## Dataset records
▬▬▬▬▬▬▬▬▬▬
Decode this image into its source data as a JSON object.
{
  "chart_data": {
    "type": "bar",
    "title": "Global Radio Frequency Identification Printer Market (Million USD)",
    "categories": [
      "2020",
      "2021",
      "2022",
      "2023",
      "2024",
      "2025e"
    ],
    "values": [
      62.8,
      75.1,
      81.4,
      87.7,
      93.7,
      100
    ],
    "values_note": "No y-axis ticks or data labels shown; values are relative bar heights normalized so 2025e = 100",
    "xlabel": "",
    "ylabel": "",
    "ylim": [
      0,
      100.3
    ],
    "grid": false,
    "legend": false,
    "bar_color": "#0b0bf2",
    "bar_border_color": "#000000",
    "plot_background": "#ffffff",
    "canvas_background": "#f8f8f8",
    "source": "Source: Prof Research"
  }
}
▬▬▬▬▬▬▬▬▬▬
## Work instructions
Extract the complete set of records unchanged.

## Final answer
Decode this image into its source data as a JSON object.
{
  "chart_data": {
    "type": "bar",
    "title": "Global Radio Frequency Identification Printer Market (Million USD)",
    "categories": [
      "2020",
      "2021",
      "2022",
      "2023",
      "2024",
      "2025e"
    ],
    "values": [
      62.8,
      75.1,
      81.4,
      87.7,
      93.7,
      100
    ],
    "values_note": "No y-axis ticks or data labels shown; values are relative bar heights normalized so 2025e = 100",
    "xlabel": "",
    "ylabel": "",
    "ylim": [
      0,
      100.3
    ],
    "grid": false,
    "legend": false,
    "bar_color": "#0b0bf2",
    "bar_border_color": "#000000",
    "plot_background": "#ffffff",
    "canvas_background": "#f8f8f8",
    "source": "Source: Prof Research"
  }
}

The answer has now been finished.